Provided information:
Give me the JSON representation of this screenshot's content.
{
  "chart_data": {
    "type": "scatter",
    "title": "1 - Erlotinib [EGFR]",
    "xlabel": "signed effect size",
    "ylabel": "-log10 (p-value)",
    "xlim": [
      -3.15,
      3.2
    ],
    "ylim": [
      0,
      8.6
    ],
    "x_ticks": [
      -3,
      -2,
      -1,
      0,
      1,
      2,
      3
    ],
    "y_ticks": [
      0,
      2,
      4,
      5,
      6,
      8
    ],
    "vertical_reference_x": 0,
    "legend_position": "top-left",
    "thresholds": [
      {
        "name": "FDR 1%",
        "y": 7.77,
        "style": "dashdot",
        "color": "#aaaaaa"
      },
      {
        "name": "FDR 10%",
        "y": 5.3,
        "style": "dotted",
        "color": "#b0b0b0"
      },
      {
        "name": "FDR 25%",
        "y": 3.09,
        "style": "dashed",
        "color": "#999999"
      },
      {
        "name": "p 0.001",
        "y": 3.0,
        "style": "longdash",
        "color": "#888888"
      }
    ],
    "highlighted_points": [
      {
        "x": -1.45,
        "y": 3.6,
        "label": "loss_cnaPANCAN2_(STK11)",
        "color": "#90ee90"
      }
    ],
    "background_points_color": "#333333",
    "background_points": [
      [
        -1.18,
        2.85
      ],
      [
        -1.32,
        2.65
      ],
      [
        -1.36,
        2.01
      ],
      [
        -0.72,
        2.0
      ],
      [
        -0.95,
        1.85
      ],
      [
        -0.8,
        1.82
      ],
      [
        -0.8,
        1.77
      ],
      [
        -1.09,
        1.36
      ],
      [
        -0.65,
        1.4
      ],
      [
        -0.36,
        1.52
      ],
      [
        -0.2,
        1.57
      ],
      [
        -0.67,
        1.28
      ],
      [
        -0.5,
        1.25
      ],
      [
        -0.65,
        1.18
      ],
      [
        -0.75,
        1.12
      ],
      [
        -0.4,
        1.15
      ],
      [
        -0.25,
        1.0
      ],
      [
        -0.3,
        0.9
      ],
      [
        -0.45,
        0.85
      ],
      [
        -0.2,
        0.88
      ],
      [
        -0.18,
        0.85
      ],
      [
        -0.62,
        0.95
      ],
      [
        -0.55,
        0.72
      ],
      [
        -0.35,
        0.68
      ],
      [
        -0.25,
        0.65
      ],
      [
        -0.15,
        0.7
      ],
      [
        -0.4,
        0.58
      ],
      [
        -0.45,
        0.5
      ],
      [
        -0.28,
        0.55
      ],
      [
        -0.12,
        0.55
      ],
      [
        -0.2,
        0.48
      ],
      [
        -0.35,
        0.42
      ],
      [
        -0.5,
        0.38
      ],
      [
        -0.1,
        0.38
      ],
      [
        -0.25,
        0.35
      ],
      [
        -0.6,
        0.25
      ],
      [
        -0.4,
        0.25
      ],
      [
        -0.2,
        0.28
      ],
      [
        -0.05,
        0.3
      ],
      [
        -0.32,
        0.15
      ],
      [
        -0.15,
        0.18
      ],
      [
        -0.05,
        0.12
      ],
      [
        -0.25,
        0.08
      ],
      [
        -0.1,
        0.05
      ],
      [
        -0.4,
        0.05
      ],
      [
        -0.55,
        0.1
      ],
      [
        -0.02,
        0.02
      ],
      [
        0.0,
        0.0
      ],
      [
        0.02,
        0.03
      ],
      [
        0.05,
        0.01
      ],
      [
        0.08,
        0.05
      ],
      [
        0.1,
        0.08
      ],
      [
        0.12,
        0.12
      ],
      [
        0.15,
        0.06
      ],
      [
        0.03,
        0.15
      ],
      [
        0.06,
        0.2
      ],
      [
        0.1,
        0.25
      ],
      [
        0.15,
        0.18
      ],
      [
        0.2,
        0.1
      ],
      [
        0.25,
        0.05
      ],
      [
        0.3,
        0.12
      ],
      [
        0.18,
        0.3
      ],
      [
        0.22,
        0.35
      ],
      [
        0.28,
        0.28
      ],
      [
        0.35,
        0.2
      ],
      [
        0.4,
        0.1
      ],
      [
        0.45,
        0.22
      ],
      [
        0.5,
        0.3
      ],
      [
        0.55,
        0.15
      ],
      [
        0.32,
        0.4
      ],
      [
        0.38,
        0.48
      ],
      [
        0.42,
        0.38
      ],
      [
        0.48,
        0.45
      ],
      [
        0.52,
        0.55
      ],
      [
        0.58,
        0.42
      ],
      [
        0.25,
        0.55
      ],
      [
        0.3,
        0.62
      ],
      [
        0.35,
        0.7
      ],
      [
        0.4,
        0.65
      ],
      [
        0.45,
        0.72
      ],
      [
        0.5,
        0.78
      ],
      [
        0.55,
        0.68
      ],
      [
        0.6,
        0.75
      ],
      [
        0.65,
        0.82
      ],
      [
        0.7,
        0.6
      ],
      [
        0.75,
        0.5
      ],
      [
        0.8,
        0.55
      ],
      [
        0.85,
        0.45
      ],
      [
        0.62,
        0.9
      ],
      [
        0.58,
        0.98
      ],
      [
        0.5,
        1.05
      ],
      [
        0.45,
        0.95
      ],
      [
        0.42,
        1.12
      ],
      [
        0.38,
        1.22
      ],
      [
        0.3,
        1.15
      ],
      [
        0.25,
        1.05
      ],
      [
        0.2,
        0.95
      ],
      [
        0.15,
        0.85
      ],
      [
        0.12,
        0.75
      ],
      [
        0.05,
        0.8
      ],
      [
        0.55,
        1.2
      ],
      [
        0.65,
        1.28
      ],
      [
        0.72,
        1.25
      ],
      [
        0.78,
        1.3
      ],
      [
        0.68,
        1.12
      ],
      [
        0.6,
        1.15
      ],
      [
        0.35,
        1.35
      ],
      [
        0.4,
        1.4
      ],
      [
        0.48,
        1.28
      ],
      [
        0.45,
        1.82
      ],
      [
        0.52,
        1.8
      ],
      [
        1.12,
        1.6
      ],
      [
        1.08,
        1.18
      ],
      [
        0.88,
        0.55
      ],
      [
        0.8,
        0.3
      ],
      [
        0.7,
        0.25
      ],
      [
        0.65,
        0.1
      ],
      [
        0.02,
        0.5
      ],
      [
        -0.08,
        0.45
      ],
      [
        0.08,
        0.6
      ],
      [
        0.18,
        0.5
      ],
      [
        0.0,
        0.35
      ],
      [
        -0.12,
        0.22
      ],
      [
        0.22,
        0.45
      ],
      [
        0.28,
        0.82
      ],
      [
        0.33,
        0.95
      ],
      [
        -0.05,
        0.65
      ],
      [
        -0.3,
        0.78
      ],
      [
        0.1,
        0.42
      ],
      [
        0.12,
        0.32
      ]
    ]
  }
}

Do this:
Count the lines above that contain the word "name", and reply with only that number.

Complete answer:
4